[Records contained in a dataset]
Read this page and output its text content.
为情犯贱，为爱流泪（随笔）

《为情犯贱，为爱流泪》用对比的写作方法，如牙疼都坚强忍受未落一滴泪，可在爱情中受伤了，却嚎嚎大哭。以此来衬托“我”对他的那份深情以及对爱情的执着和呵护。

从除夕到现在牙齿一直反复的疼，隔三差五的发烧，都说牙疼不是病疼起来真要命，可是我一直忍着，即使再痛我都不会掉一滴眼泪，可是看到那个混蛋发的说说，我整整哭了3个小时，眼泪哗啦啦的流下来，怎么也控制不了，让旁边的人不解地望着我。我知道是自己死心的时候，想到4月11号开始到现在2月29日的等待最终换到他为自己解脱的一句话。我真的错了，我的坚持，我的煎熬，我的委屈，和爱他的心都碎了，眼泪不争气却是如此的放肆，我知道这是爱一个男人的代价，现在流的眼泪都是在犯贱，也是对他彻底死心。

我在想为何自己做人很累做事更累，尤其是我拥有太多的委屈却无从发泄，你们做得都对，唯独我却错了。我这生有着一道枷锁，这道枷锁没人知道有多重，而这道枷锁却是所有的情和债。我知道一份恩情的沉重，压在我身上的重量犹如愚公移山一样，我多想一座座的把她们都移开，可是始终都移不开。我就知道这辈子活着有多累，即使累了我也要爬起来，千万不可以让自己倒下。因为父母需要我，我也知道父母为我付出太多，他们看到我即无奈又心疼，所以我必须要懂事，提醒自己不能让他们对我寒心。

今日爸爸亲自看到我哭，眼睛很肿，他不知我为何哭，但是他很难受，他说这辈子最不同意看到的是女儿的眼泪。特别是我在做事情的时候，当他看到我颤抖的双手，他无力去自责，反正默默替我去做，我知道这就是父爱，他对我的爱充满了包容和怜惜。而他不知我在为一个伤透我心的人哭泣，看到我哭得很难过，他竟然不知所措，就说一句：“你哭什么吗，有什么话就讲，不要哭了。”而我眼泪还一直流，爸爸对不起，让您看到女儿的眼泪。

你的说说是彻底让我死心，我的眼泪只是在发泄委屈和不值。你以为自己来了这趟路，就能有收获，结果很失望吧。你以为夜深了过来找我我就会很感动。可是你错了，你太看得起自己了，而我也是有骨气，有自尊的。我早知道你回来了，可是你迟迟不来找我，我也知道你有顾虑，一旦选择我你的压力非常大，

[WHAT IS NEEDED] Each entry above is to be quoted exactly.

[COMPLETED TASK]
Read this page and output its text content.
为情犯贱，为爱流泪（随笔）

《为情犯贱，为爱流泪》用对比的写作方法，如牙疼都坚强忍受未落一滴泪，可在爱情中受伤了，却嚎嚎大哭。以此来衬托“我”对他的那份深情以及对爱情的执着和呵护。

从除夕到现在牙齿一直反复的疼，隔三差五的发烧，都说牙疼不是病疼起来真要命，可是我一直忍着，即使再痛我都不会掉一滴眼泪，可是看到那个混蛋发的说说，我整整哭了3个小时，眼泪哗啦啦的流下来，怎么也控制不了，让旁边的人不解地望着我。我知道是自己死心的时候，想到4月11号开始到现在2月29日的等待最终换到他为自己解脱的一句话。我真的错了，我的坚持，我的煎熬，我的委屈，和爱他的心都碎了，眼泪不争气却是如此的放肆，我知道这是爱一个男人的代价，现在流的眼泪都是在犯贱，也是对他彻底死心。

我在想为何自己做人很累做事更累，尤其是我拥有太多的委屈却无从发泄，你们做得都对，唯独我却错了。我这生有着一道枷锁，这道枷锁没人知道有多重，而这道枷锁却是所有的情和债。我知道一份恩情的沉重，压在我身上的重量犹如愚公移山一样，我多想一座座的把她们都移开，可是始终都移不开。我就知道这辈子活着有多累，即使累了我也要爬起来，千万不可以让自己倒下。因为父母需要我，我也知道父母为我付出太多，他们看到我即无奈又心疼，所以我必须要懂事，提醒自己不能让他们对我寒心。

今日爸爸亲自看到我哭，眼睛很肿，他不知我为何哭，但是他很难受，他说这辈子最不同意看到的是女儿的眼泪。特别是我在做事情的时候，当他看到我颤抖的双手，他无力去自责，反正默默替我去做，我知道这就是父爱，他对我的爱充满了包容和怜惜。而他不知我在为一个伤透我心的人哭泣，看到我哭得很难过，他竟然不知所措，就说一句：“你哭什么吗，有什么话就讲，不要哭了。”而我眼泪还一直流，爸爸对不起，让您看到女儿的眼泪。

你的说说是彻底让我死心，我的眼泪只是在发泄委屈和不值。你以为自己来了这趟路，就能有收获，结果很失望吧。你以为夜深了过来找我我就会很感动。可是你错了，你太看得起自己了，而我也是有骨气，有自尊的。我早知道你回来了，可是你迟迟不来找我，我也知道你有顾虑，一旦选择我你的压力非常大，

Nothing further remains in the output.